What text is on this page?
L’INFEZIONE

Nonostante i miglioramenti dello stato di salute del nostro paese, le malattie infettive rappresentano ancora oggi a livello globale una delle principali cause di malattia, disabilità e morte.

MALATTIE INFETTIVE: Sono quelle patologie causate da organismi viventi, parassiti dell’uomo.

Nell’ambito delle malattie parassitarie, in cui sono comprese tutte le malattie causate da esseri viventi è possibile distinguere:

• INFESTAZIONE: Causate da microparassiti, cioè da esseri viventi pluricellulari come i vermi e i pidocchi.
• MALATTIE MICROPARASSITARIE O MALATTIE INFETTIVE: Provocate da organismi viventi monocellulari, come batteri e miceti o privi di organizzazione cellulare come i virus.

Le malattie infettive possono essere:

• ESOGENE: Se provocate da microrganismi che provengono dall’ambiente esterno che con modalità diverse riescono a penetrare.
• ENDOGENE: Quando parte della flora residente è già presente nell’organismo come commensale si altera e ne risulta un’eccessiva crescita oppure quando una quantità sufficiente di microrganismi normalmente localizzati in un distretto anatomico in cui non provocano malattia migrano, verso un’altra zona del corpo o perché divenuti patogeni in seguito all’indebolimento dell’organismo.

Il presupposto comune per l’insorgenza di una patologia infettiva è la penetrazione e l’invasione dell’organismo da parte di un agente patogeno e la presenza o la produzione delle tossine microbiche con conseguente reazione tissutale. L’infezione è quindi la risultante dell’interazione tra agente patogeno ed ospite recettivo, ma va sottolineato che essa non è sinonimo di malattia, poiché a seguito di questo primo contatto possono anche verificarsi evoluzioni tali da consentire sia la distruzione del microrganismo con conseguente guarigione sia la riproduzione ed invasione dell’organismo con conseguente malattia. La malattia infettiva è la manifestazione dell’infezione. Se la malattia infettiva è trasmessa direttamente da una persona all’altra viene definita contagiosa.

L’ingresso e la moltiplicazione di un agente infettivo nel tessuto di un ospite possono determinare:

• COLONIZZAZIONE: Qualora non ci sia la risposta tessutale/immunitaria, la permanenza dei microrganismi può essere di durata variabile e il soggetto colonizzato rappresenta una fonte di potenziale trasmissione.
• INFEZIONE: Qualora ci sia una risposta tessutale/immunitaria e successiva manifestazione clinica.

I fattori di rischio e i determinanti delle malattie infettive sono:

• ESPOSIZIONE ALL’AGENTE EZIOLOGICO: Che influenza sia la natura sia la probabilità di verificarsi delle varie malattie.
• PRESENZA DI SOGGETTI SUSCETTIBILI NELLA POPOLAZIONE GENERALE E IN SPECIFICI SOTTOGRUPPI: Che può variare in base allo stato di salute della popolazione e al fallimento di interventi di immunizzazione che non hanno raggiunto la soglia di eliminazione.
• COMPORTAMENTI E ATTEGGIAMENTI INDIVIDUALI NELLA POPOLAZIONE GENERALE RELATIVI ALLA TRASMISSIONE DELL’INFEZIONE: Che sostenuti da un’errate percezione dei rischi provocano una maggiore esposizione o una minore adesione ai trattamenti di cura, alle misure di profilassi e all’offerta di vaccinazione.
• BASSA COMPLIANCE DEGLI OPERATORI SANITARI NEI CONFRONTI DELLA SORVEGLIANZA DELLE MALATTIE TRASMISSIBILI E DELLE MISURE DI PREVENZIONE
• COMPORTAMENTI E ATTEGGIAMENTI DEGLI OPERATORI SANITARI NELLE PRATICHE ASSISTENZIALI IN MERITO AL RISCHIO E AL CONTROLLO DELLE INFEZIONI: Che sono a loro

### INSTRUCTIONS FOR THE TASK
Pull each line holding "immunitaria" out of the listing.

### ANSWER SECTION
• COLONIZZAZIONE: Qualora non ci sia la risposta tessutale/immunitaria, la permanenza dei microrganismi può essere di durata variabile e il soggetto colonizzato rappresenta una fonte di potenziale trasmissione.
• INFEZIONE: Qualora ci sia una risposta tessutale/immunitaria e successiva manifestazione clinica.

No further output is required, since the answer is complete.